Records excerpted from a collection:
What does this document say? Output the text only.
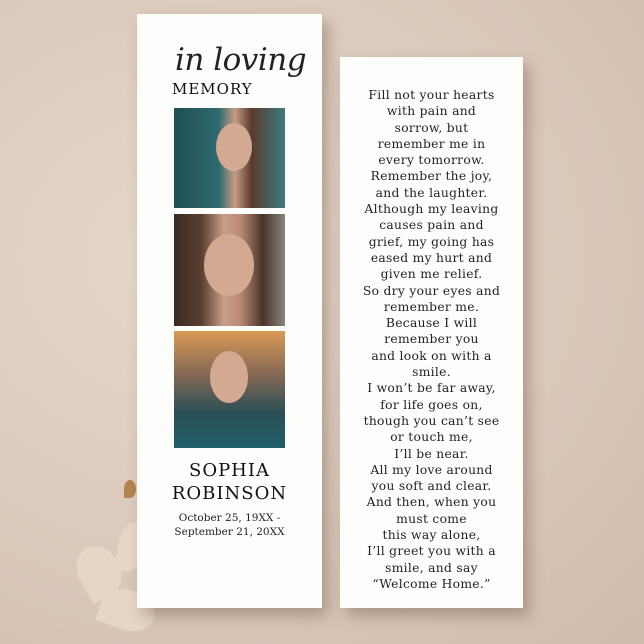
in loving
MEMORY
SOPHIA
ROBINSON
October 25, 19XX -
September 21, 20XX
Fill not your hearts
with pain and
sorrow, but
remember me in
every tomorrow.
Remember the joy,
and the laughter.
Although my leaving
causes pain and
grief, my going has
eased my hurt and
given me relief.
So dry your eyes and
remember me.
Because I will
remember you
and look on with a
smile.
I won’t be far away,
for life goes on,
though you can’t see
or touch me,
I’ll be near.
All my love around
you soft and clear.
And then, when you
must come
this way alone,
I’ll greet you with a
smile, and say
“Welcome Home.”
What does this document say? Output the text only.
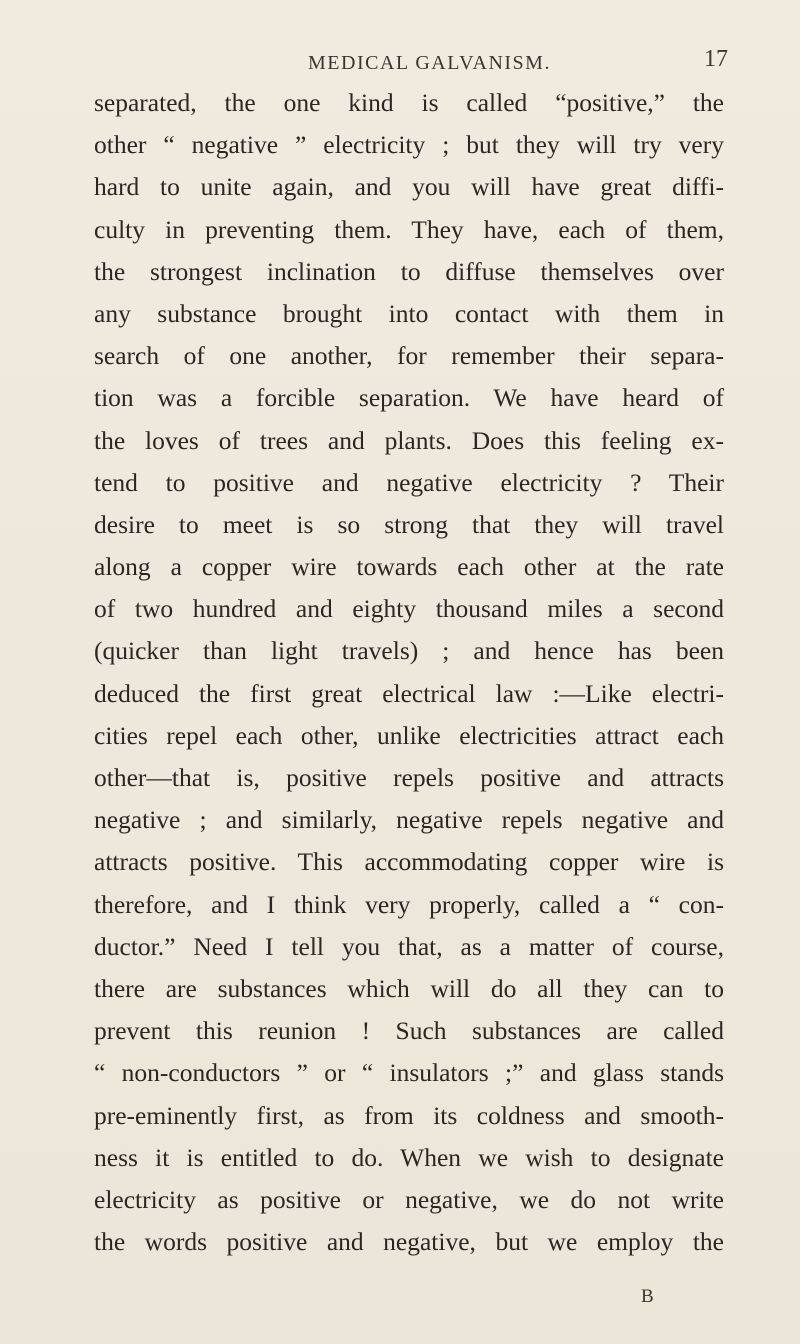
MEDICAL GALVANISM.	17
separated, the one kind is called “positive,” the
other “ negative ” electricity ; but they will try very
hard to unite again, and you will have great diffi-
culty in preventing them. They have, each of them,
the strongest inclination to diffuse themselves over
any substance brought into contact with them in
search of one another, for remember their separa-
tion was a forcible separation. We have heard of
the loves of trees and plants. Does this feeling ex-
tend to positive and negative electricity ? Their
desire to meet is so strong that they will travel
along a copper wire towards each other at the rate
of two hundred and eighty thousand miles a second
(quicker than light travels) ; and hence has been
deduced the first great electrical law :—Like electri-
cities repel each other, unlike electricities attract each
other—that is, positive repels positive and attracts
negative ; and similarly, negative repels negative and
attracts positive. This accommodating copper wire is
therefore, and I think very properly, called a “ con-
ductor.” Need I tell you that, as a matter of course,
there are substances which will do all they can to
prevent this reunion ! Such substances are called
“ non-conductors ” or “ insulators ;” and glass stands
pre-eminently first, as from its coldness and smooth-
ness it is entitled to do. When we wish to designate
electricity as positive or negative, we do not write
the words positive and negative, but we employ the
B
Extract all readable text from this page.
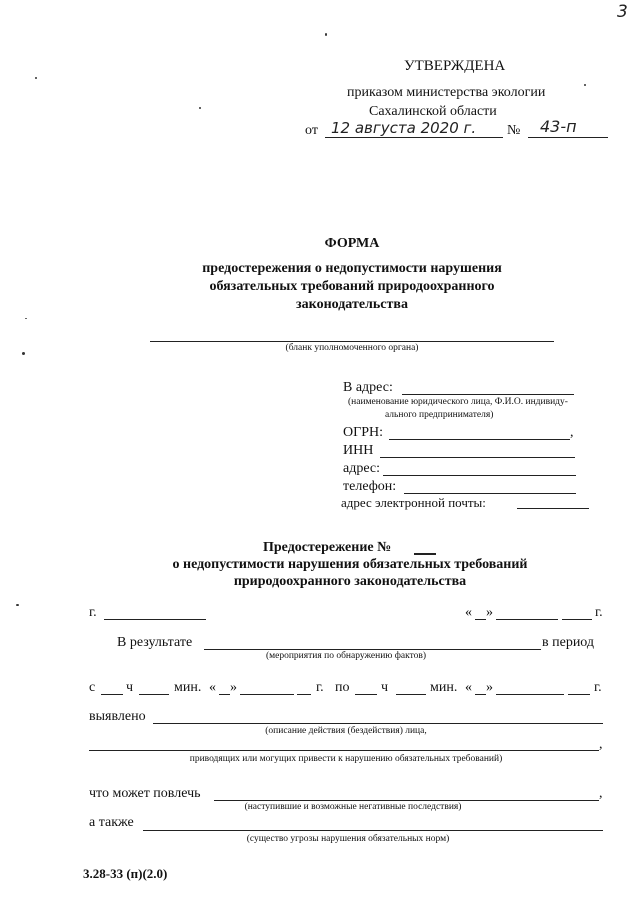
3
УТВЕРЖДЕНА
приказом министерства экологии
Сахалинской области
от 12 августа 2020 г. № 43-п
ФОРМА
предостережения о недопустимости нарушения
обязательных требований природоохранного
законодательства
(бланк уполномоченного органа)
В адрес:
(наименование юридического лица, Ф.И.О. индивиду-
ального предпринимателя)
ОГРН:	,
ИНН
адрес:
телефон:
адрес электронной почты:
Предостережение №
о недопустимости нарушения обязательных требований
природоохранного законодательства
г.	« »	г.
В результате	в период
(мероприятия по обнаружению фактов)
с ч	мин. « »	г. по ч	мин. « »	г.
выявлено
(описание действия (бездействия) лица,
,
приводящих или могущих привести к нарушению обязательных требований)
что может повлечь	,
(наступившие и возможные негативные последствия)
а также
(существо угрозы нарушения обязательных норм)
3.28-33 (п)(2.0)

STATED PROBLEM: In the records above, locate the line with "Extract all readable text from this page."; output it and each line after it through the last one, exactly, omitting pictures.

EXERCISE ANSWER:
Extract all readable text from this page.
3
УТВЕРЖДЕНА
приказом министерства экологии
Сахалинской области
от 12 августа 2020 г. № 43-п
ФОРМА
предостережения о недопустимости нарушения
обязательных требований природоохранного
законодательства
(бланк уполномоченного органа)
В адрес:
(наименование юридического лица, Ф.И.О. индивиду-
ального предпринимателя)
ОГРН:	,
ИНН
адрес:
телефон:
адрес электронной почты:
Предостережение №
о недопустимости нарушения обязательных требований
природоохранного законодательства
г.	« »	г.
В результате	в период
(мероприятия по обнаружению фактов)
с ч	мин. « »	г. по ч	мин. « »	г.
выявлено
(описание действия (бездействия) лица,
,
приводящих или могущих привести к нарушению обязательных требований)
что может повлечь	,
(наступившие и возможные негативные последствия)
а также
(существо угрозы нарушения обязательных норм)
3.28-33 (п)(2.0)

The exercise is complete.